#### DIRECTIONS
Would you output the whole listing below, exactly as it reads?

Structured figure records:
----------
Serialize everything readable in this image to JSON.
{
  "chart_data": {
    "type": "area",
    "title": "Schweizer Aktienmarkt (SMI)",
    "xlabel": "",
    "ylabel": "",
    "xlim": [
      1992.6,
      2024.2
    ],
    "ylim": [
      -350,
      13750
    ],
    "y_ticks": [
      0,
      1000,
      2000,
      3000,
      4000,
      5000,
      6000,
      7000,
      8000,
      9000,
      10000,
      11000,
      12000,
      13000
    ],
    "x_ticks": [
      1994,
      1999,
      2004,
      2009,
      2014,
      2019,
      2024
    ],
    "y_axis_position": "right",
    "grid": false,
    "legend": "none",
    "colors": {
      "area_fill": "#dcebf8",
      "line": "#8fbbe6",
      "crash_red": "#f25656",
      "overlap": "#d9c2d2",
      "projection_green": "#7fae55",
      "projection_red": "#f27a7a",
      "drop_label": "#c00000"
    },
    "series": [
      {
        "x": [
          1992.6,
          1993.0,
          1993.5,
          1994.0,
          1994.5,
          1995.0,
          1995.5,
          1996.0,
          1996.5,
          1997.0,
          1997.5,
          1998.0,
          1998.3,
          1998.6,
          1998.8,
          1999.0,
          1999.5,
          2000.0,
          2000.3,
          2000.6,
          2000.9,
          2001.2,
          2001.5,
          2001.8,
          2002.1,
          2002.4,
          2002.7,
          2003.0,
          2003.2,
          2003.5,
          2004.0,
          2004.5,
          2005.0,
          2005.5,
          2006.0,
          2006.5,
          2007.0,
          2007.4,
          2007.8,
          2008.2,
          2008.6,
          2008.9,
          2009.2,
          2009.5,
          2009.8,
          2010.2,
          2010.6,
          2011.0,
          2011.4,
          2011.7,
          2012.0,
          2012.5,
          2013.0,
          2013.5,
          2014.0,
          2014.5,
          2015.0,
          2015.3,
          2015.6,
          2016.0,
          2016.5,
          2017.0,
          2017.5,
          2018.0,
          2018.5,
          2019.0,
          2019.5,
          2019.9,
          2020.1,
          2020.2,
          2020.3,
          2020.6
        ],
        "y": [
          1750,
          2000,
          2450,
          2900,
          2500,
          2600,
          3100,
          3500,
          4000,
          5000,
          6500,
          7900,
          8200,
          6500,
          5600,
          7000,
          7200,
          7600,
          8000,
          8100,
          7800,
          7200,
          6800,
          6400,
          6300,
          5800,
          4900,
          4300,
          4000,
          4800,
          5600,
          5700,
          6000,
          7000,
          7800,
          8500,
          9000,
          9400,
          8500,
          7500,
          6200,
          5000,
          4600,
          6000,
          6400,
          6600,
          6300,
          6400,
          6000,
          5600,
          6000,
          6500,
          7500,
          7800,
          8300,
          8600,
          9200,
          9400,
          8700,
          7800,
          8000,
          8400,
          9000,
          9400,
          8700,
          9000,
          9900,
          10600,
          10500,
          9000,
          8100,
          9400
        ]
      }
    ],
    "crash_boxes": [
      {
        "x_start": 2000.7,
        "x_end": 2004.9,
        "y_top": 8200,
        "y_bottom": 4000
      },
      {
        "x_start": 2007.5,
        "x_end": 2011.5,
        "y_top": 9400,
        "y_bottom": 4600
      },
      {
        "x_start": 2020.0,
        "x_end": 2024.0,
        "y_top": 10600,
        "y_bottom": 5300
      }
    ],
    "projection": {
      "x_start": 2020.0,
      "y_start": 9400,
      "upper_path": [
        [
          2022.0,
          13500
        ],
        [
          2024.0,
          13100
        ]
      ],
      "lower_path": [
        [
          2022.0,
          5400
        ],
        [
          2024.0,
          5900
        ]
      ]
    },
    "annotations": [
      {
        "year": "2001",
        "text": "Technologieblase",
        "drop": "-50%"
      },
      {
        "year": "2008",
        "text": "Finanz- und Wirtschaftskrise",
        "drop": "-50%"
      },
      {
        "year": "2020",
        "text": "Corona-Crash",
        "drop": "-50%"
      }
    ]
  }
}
----------
#### REPLY TO THE EXERCISE
Serialize everything readable in this image to JSON.
{
  "chart_data": {
    "type": "area",
    "title": "Schweizer Aktienmarkt (SMI)",
    "xlabel": "",
    "ylabel": "",
    "xlim": [
      1992.6,
      2024.2
    ],
    "ylim": [
      -350,
      13750
    ],
    "y_ticks": [
      0,
      1000,
      2000,
      3000,
      4000,
      5000,
      6000,
      7000,
      8000,
      9000,
      10000,
      11000,
      12000,
      13000
    ],
    "x_ticks": [
      1994,
      1999,
      2004,
      2009,
      2014,
      2019,
      2024
    ],
    "y_axis_position": "right",
    "grid": false,
    "legend": "none",
    "colors": {
      "area_fill": "#dcebf8",
      "line": "#8fbbe6",
      "crash_red": "#f25656",
      "overlap": "#d9c2d2",
      "projection_green": "#7fae55",
      "projection_red": "#f27a7a",
      "drop_label": "#c00000"
    },
    "series": [
      {
        "x": [
          1992.6,
          1993.0,
          1993.5,
          1994.0,
          1994.5,
          1995.0,
          1995.5,
          1996.0,
          1996.5,
          1997.0,
          1997.5,
          1998.0,
          1998.3,
          1998.6,
          1998.8,
          1999.0,
          1999.5,
          2000.0,
          2000.3,
          2000.6,
          2000.9,
          2001.2,
          2001.5,
          2001.8,
          2002.1,
          2002.4,
          2002.7,
          2003.0,
          2003.2,
          2003.5,
          2004.0,
          2004.5,
          2005.0,
          2005.5,
          2006.0,
          2006.5,
          2007.0,
          2007.4,
          2007.8,
          2008.2,
          2008.6,
          2008.9,
          2009.2,
          2009.5,
          2009.8,
          2010.2,
          2010.6,
          2011.0,
          2011.4,
          2011.7,
          2012.0,
          2012.5,
          2013.0,
          2013.5,
          2014.0,
          2014.5,
          2015.0,
          2015.3,
          2015.6,
          2016.0,
          2016.5,
          2017.0,
          2017.5,
          2018.0,
          2018.5,
          2019.0,
          2019.5,
          2019.9,
          2020.1,
          2020.2,
          2020.3,
          2020.6
        ],
        "y": [
          1750,
          2000,
          2450,
          2900,
          2500,
          2600,
          3100,
          3500,
          4000,
          5000,
          6500,
          7900,
          8200,
          6500,
          5600,
          7000,
          7200,
          7600,
          8000,
          8100,
          7800,
          7200,
          6800,
          6400,
          6300,
          5800,
          4900,
          4300,
          4000,
          4800,
          5600,
          5700,
          6000,
          7000,
          7800,
          8500,
          9000,
          9400,
          8500,
          7500,
          6200,
          5000,
          4600,
          6000,
          6400,
          6600,
          6300,
          6400,
          6000,
          5600,
          6000,
          6500,
          7500,
          7800,
          8300,
          8600,
          9200,
          9400,
          8700,
          7800,
          8000,
          8400,
          9000,
          9400,
          8700,
          9000,
          9900,
          10600,
          10500,
          9000,
          8100,
          9400
        ]
      }
    ],
    "crash_boxes": [
      {
        "x_start": 2000.7,
        "x_end": 2004.9,
        "y_top": 8200,
        "y_bottom": 4000
      },
      {
        "x_start": 2007.5,
        "x_end": 2011.5,
        "y_top": 9400,
        "y_bottom": 4600
      },
      {
        "x_start": 2020.0,
        "x_end": 2024.0,
        "y_top": 10600,
        "y_bottom": 5300
      }
    ],
    "projection": {
      "x_start": 2020.0,
      "y_start": 9400,
      "upper_path": [
        [
          2022.0,
          13500
        ],
        [
          2024.0,
          13100
        ]
      ],
      "lower_path": [
        [
          2022.0,
          5400
        ],
        [
          2024.0,
          5900
        ]
      ]
    },
    "annotations": [
      {
        "year": "2001",
        "text": "Technologieblase",
        "drop": "-50%"
      },
      {
        "year": "2008",
        "text": "Finanz- und Wirtschaftskrise",
        "drop": "-50%"
      },
      {
        "year": "2020",
        "text": "Corona-Crash",
        "drop": "-50%"
      }
    ]
  }
}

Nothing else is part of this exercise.